## Begin Items

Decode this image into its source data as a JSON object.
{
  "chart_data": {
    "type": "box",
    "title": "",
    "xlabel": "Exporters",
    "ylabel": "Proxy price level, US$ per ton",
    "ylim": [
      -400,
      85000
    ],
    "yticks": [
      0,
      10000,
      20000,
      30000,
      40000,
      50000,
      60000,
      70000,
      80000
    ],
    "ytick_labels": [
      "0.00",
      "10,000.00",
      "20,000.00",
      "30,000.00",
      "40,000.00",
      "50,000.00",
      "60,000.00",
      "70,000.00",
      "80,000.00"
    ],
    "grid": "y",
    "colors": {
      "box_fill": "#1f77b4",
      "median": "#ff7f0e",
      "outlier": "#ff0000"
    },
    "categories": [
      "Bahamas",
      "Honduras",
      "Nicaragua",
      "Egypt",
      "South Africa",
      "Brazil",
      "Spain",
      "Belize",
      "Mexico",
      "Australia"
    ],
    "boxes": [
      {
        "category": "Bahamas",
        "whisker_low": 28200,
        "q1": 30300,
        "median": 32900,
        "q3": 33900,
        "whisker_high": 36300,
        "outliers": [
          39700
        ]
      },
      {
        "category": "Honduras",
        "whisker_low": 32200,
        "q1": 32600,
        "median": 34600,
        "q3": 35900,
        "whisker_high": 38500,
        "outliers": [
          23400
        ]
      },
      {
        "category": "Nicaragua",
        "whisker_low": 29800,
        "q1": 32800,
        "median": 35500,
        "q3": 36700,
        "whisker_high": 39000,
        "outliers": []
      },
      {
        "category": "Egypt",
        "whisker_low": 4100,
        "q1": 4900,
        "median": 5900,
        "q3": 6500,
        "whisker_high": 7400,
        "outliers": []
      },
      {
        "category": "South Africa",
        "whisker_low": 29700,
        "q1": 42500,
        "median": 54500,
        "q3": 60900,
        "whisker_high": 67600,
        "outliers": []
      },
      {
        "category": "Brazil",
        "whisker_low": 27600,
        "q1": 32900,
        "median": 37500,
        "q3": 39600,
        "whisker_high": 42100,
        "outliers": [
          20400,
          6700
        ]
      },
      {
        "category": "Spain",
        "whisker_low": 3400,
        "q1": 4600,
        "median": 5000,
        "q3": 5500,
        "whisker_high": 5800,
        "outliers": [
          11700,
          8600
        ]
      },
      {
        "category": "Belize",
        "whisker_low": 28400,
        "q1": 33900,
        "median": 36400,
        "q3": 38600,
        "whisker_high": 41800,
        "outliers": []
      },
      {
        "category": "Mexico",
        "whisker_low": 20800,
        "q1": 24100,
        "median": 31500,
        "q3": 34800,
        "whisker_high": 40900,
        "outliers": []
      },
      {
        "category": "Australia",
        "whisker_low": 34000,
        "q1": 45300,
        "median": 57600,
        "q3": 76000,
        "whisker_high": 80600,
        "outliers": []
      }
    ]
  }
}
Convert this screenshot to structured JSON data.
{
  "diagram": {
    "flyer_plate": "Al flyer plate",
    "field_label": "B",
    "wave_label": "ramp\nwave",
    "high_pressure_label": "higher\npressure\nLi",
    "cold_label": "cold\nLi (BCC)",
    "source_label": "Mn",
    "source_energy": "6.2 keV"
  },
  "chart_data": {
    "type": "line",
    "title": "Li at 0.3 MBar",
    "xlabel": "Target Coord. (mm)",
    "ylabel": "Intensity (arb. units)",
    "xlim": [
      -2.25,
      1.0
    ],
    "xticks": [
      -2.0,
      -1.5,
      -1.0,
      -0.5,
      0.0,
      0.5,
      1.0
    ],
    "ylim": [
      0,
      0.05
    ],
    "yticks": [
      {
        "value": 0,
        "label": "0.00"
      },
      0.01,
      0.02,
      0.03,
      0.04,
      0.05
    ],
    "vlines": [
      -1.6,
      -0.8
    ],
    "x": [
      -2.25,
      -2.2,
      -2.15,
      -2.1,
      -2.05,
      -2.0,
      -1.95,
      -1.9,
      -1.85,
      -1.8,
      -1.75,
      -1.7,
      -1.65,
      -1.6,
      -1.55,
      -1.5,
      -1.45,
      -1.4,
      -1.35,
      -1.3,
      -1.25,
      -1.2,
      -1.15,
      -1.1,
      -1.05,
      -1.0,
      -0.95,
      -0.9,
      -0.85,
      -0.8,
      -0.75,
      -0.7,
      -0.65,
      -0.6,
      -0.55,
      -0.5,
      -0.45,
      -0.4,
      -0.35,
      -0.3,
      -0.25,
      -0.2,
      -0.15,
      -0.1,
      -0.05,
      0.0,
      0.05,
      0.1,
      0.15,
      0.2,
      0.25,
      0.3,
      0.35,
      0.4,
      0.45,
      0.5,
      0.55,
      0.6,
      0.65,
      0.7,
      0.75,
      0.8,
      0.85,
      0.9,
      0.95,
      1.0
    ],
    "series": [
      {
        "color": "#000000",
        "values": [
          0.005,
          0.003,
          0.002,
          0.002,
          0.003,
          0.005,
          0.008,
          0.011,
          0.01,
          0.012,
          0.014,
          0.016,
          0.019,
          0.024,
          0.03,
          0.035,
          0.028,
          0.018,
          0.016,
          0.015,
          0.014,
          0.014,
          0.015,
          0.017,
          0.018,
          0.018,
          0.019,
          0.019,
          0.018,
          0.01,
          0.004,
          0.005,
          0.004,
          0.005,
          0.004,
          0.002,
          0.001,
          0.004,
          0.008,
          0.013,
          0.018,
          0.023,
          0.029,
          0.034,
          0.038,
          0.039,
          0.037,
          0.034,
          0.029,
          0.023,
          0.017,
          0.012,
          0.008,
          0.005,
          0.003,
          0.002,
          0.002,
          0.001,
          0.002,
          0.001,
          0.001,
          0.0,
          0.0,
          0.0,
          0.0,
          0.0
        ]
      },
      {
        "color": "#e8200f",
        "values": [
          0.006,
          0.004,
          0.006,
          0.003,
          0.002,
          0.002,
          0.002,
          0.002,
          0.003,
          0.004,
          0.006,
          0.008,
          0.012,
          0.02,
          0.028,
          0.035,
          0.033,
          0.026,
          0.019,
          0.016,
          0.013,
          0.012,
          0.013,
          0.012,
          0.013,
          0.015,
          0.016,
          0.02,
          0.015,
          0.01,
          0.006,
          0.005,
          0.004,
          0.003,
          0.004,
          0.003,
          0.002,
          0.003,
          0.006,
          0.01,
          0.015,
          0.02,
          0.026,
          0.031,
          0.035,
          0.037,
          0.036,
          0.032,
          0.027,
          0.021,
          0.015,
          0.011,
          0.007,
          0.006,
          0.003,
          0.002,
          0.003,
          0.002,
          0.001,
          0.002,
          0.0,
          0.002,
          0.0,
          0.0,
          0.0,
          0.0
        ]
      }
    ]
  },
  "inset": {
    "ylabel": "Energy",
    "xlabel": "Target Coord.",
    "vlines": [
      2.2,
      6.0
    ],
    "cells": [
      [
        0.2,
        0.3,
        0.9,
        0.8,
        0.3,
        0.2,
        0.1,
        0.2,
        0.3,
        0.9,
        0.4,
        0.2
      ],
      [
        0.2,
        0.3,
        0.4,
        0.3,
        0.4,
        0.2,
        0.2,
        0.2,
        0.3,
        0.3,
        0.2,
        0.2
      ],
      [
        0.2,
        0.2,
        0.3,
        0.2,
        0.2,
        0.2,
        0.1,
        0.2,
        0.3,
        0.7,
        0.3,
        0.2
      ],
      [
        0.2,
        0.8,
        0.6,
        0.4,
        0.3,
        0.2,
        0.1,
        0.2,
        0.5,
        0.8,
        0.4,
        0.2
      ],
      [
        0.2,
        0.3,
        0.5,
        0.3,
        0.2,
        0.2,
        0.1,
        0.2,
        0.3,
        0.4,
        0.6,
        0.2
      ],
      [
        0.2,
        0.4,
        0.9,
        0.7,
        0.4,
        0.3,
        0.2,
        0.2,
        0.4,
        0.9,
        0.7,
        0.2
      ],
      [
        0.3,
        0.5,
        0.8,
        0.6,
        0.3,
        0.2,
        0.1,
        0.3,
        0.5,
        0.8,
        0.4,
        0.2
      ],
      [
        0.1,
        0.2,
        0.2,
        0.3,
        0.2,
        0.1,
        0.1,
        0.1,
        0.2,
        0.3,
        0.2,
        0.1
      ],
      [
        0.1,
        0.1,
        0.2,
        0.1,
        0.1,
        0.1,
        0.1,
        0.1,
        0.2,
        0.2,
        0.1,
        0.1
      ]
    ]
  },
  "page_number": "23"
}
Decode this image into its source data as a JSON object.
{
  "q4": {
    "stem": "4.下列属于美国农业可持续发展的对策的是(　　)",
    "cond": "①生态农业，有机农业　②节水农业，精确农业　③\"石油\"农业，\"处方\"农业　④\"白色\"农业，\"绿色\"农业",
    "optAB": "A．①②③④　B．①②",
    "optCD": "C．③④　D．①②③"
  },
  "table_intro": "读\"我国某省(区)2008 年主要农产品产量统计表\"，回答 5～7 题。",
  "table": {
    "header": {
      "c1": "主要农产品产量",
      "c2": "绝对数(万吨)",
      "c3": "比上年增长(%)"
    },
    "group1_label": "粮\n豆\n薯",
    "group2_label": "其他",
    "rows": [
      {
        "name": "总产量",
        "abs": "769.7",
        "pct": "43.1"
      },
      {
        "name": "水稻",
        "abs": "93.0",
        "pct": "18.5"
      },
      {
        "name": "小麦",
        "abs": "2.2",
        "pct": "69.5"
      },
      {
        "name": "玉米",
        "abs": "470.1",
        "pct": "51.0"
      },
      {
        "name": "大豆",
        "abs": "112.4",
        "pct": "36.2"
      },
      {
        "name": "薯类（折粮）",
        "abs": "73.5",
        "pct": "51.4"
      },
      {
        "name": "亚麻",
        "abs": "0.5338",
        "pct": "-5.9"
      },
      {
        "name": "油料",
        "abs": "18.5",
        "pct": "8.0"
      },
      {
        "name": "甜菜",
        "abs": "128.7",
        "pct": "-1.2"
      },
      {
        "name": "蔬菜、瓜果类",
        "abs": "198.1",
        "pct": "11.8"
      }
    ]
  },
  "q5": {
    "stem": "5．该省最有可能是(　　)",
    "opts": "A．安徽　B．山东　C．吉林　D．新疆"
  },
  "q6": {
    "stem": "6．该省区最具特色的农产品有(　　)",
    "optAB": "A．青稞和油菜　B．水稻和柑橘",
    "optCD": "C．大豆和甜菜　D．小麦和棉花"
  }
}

## End Items

→ **To be done**
Across the entries, how many lines hold the word "xlabel"? Say only the number.

→ **Response to the exercise**
3